## Exercise aim
Locate all lines with the word "Aisle". Copy them.

[A run of records]
══════════

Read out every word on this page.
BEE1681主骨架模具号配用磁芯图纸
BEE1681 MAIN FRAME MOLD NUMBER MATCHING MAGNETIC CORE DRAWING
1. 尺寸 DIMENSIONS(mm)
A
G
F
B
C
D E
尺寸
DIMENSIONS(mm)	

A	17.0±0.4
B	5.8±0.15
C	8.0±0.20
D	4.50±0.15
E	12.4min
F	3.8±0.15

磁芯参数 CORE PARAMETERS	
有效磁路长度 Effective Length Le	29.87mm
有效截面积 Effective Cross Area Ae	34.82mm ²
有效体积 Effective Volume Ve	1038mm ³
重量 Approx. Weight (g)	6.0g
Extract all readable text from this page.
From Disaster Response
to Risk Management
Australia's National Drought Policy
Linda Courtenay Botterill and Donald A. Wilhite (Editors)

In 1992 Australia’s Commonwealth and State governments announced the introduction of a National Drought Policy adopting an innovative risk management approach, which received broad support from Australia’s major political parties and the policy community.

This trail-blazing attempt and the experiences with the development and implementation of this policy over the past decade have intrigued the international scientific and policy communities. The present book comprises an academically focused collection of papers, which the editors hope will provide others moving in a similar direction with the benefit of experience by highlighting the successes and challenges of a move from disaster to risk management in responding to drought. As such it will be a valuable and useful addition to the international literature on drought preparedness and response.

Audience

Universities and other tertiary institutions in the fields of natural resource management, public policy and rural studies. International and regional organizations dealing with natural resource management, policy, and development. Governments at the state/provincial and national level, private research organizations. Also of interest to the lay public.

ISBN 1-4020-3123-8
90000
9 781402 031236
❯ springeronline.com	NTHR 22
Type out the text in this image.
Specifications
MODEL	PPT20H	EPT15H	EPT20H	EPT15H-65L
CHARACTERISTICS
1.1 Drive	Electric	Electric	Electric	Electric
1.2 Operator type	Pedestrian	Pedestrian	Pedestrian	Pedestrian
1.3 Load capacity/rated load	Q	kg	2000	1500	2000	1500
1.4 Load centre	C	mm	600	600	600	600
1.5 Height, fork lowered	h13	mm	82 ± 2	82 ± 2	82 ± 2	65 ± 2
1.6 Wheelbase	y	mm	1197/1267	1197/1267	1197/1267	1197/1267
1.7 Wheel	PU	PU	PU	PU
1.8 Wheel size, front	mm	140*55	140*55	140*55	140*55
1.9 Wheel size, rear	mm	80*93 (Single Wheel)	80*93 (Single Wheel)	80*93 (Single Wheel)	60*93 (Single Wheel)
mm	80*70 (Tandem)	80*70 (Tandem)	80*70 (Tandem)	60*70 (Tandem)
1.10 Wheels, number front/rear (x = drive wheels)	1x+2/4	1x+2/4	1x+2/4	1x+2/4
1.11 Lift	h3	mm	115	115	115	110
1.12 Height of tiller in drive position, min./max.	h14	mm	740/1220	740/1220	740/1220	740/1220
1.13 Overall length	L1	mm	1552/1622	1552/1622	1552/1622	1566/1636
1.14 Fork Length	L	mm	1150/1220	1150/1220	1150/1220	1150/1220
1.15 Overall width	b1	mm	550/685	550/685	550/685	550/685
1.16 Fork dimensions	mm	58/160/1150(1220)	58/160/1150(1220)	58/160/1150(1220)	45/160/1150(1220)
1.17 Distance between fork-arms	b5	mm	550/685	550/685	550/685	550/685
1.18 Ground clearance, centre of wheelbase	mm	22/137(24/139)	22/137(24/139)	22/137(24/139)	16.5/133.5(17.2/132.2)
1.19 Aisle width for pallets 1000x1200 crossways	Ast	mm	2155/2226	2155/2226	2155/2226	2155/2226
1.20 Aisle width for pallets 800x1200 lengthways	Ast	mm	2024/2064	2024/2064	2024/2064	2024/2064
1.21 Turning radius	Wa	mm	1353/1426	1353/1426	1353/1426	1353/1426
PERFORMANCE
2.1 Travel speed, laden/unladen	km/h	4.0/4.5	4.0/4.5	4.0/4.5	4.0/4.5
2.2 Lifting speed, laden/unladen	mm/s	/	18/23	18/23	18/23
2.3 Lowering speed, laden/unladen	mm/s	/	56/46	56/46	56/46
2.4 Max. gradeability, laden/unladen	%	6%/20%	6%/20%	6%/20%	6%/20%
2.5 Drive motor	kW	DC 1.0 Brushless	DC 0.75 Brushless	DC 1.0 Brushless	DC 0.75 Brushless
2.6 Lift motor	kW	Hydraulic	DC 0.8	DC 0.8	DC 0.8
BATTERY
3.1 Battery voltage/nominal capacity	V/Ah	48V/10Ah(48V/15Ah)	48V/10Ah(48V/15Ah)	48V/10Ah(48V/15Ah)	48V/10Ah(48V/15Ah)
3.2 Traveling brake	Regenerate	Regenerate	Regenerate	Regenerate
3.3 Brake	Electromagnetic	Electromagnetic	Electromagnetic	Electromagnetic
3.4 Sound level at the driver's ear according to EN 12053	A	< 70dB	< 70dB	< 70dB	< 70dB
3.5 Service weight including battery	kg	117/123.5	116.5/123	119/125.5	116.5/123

══════════

## Finished exercise
1.19 Aisle width for pallets 1000x1200 crossways	Ast	mm	2155/2226	2155/2226	2155/2226	2155/2226
1.20 Aisle width for pallets 800x1200 lengthways	Ast	mm	2024/2064	2024/2064	2024/2064	2024/2064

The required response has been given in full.